* [THE REQUEST] All of the entries need to be written out again, exactly as they are.

* [DATASET ENTRIES]

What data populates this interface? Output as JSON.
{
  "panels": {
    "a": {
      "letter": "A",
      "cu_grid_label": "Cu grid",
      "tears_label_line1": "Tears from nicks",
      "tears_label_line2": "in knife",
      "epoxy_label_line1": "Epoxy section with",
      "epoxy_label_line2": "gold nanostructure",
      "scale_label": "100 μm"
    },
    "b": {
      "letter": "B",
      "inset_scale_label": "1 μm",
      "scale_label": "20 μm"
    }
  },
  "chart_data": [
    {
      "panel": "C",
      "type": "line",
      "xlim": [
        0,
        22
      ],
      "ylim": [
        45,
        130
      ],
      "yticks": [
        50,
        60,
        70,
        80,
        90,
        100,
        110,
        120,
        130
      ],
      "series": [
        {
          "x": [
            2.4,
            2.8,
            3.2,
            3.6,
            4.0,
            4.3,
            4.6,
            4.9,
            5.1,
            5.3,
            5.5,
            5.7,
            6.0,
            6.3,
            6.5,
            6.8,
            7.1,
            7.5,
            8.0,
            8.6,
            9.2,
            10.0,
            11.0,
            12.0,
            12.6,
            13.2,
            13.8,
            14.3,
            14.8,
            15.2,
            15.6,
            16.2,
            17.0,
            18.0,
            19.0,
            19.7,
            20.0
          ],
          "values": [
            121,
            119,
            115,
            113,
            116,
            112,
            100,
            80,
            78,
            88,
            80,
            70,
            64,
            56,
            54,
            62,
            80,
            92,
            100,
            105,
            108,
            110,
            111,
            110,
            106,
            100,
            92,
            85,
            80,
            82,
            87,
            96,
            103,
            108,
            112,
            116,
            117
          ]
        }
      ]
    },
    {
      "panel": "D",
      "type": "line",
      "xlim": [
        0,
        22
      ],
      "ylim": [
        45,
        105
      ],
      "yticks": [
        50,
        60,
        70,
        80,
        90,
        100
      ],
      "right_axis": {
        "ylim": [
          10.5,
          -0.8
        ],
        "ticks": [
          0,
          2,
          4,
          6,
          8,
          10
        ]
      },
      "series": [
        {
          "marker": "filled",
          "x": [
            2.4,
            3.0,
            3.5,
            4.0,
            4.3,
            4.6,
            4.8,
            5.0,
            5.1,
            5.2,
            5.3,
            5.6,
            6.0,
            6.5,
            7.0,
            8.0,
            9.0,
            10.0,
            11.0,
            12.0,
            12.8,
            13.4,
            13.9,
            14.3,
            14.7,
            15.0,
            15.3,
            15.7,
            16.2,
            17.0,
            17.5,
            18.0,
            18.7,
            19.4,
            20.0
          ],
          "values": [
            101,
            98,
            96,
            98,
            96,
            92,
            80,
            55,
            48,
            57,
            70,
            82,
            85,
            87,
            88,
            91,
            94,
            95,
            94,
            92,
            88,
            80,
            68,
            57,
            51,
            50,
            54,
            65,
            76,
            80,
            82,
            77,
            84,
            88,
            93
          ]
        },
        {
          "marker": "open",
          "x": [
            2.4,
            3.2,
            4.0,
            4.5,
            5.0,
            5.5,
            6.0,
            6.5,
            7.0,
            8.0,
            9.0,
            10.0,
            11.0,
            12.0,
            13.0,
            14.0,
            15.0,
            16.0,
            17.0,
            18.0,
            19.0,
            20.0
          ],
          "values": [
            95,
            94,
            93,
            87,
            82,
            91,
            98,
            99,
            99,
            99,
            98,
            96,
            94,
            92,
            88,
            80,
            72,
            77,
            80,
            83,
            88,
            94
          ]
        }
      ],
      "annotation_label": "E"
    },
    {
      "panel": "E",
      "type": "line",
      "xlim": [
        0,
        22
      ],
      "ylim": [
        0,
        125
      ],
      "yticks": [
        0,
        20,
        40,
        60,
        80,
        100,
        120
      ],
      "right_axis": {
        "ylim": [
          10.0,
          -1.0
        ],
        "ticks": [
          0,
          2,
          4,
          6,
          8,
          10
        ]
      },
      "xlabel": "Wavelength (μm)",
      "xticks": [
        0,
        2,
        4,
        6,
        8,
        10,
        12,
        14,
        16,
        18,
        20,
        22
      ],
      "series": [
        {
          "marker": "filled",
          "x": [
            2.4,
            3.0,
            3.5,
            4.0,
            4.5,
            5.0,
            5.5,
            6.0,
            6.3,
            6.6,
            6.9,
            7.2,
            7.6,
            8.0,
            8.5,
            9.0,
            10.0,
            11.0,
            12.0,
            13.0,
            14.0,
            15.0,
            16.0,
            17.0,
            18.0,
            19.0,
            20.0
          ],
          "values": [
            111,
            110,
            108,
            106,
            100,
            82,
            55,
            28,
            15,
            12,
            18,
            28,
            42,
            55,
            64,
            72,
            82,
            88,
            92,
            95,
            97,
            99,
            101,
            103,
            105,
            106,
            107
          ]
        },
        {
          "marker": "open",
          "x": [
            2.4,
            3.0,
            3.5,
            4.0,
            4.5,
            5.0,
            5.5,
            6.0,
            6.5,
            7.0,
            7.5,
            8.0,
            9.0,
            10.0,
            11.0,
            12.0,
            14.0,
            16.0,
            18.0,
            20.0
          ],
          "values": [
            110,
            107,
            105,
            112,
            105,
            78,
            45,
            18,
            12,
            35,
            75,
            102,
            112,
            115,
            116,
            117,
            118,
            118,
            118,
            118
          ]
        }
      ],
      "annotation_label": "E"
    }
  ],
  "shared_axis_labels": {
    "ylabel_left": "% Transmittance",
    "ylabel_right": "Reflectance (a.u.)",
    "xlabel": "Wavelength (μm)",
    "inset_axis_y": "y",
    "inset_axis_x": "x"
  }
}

* [ANSWER TO THE PROBLEM]
What data populates this interface? Output as JSON.
{
  "panels": {
    "a": {
      "letter": "A",
      "cu_grid_label": "Cu grid",
      "tears_label_line1": "Tears from nicks",
      "tears_label_line2": "in knife",
      "epoxy_label_line1": "Epoxy section with",
      "epoxy_label_line2": "gold nanostructure",
      "scale_label": "100 μm"
    },
    "b": {
      "letter": "B",
      "inset_scale_label": "1 μm",
      "scale_label": "20 μm"
    }
  },
  "chart_data": [
    {
      "panel": "C",
      "type": "line",
      "xlim": [
        0,
        22
      ],
      "ylim": [
        45,
        130
      ],
      "yticks": [
        50,
        60,
        70,
        80,
        90,
        100,
        110,
        120,
        130
      ],
      "series": [
        {
          "x": [
            2.4,
            2.8,
            3.2,
            3.6,
            4.0,
            4.3,
            4.6,
            4.9,
            5.1,
            5.3,
            5.5,
            5.7,
            6.0,
            6.3,
            6.5,
            6.8,
            7.1,
            7.5,
            8.0,
            8.6,
            9.2,
            10.0,
            11.0,
            12.0,
            12.6,
            13.2,
            13.8,
            14.3,
            14.8,
            15.2,
            15.6,
            16.2,
            17.0,
            18.0,
            19.0,
            19.7,
            20.0
          ],
          "values": [
            121,
            119,
            115,
            113,
            116,
            112,
            100,
            80,
            78,
            88,
            80,
            70,
            64,
            56,
            54,
            62,
            80,
            92,
            100,
            105,
            108,
            110,
            111,
            110,
            106,
            100,
            92,
            85,
            80,
            82,
            87,
            96,
            103,
            108,
            112,
            116,
            117
          ]
        }
      ]
    },
    {
      "panel": "D",
      "type": "line",
      "xlim": [
        0,
        22
      ],
      "ylim": [
        45,
        105
      ],
      "yticks": [
        50,
        60,
        70,
        80,
        90,
        100
      ],
      "right_axis": {
        "ylim": [
          10.5,
          -0.8
        ],
        "ticks": [
          0,
          2,
          4,
          6,
          8,
          10
        ]
      },
      "series": [
        {
          "marker": "filled",
          "x": [
            2.4,
            3.0,
            3.5,
            4.0,
            4.3,
            4.6,
            4.8,
            5.0,
            5.1,
            5.2,
            5.3,
            5.6,
            6.0,
            6.5,
            7.0,
            8.0,
            9.0,
            10.0,
            11.0,
            12.0,
            12.8,
            13.4,
            13.9,
            14.3,
            14.7,
            15.0,
            15.3,
            15.7,
            16.2,
            17.0,
            17.5,
            18.0,
            18.7,
            19.4,
            20.0
          ],
          "values": [
            101,
            98,
            96,
            98,
            96,
            92,
            80,
            55,
            48,
            57,
            70,
            82,
            85,
            87,
            88,
            91,
            94,
            95,
            94,
            92,
            88,
            80,
            68,
            57,
            51,
            50,
            54,
            65,
            76,
            80,
            82,
            77,
            84,
            88,
            93
          ]
        },
        {
          "marker": "open",
          "x": [
            2.4,
            3.2,
            4.0,
            4.5,
            5.0,
            5.5,
            6.0,
            6.5,
            7.0,
            8.0,
            9.0,
            10.0,
            11.0,
            12.0,
            13.0,
            14.0,
            15.0,
            16.0,
            17.0,
            18.0,
            19.0,
            20.0
          ],
          "values": [
            95,
            94,
            93,
            87,
            82,
            91,
            98,
            99,
            99,
            99,
            98,
            96,
            94,
            92,
            88,
            80,
            72,
            77,
            80,
            83,
            88,
            94
          ]
        }
      ],
      "annotation_label": "E"
    },
    {
      "panel": "E",
      "type": "line",
      "xlim": [
        0,
        22
      ],
      "ylim": [
        0,
        125
      ],
      "yticks": [
        0,
        20,
        40,
        60,
        80,
        100,
        120
      ],
      "right_axis": {
        "ylim": [
          10.0,
          -1.0
        ],
        "ticks": [
          0,
          2,
          4,
          6,
          8,
          10
        ]
      },
      "xlabel": "Wavelength (μm)",
      "xticks": [
        0,
        2,
        4,
        6,
        8,
        10,
        12,
        14,
        16,
        18,
        20,
        22
      ],
      "series": [
        {
          "marker": "filled",
          "x": [
            2.4,
            3.0,
            3.5,
            4.0,
            4.5,
            5.0,
            5.5,
            6.0,
            6.3,
            6.6,
            6.9,
            7.2,
            7.6,
            8.0,
            8.5,
            9.0,
            10.0,
            11.0,
            12.0,
            13.0,
            14.0,
            15.0,
            16.0,
            17.0,
            18.0,
            19.0,
            20.0
          ],
          "values": [
            111,
            110,
            108,
            106,
            100,
            82,
            55,
            28,
            15,
            12,
            18,
            28,
            42,
            55,
            64,
            72,
            82,
            88,
            92,
            95,
            97,
            99,
            101,
            103,
            105,
            106,
            107
          ]
        },
        {
          "marker": "open",
          "x": [
            2.4,
            3.0,
            3.5,
            4.0,
            4.5,
            5.0,
            5.5,
            6.0,
            6.5,
            7.0,
            7.5,
            8.0,
            9.0,
            10.0,
            11.0,
            12.0,
            14.0,
            16.0,
            18.0,
            20.0
          ],
          "values": [
            110,
            107,
            105,
            112,
            105,
            78,
            45,
            18,
            12,
            35,
            75,
            102,
            112,
            115,
            116,
            117,
            118,
            118,
            118,
            118
          ]
        }
      ],
      "annotation_label": "E"
    }
  ],
  "shared_axis_labels": {
    "ylabel_left": "% Transmittance",
    "ylabel_right": "Reflectance (a.u.)",
    "xlabel": "Wavelength (μm)",
    "inset_axis_y": "y",
    "inset_axis_x": "x"
  }
}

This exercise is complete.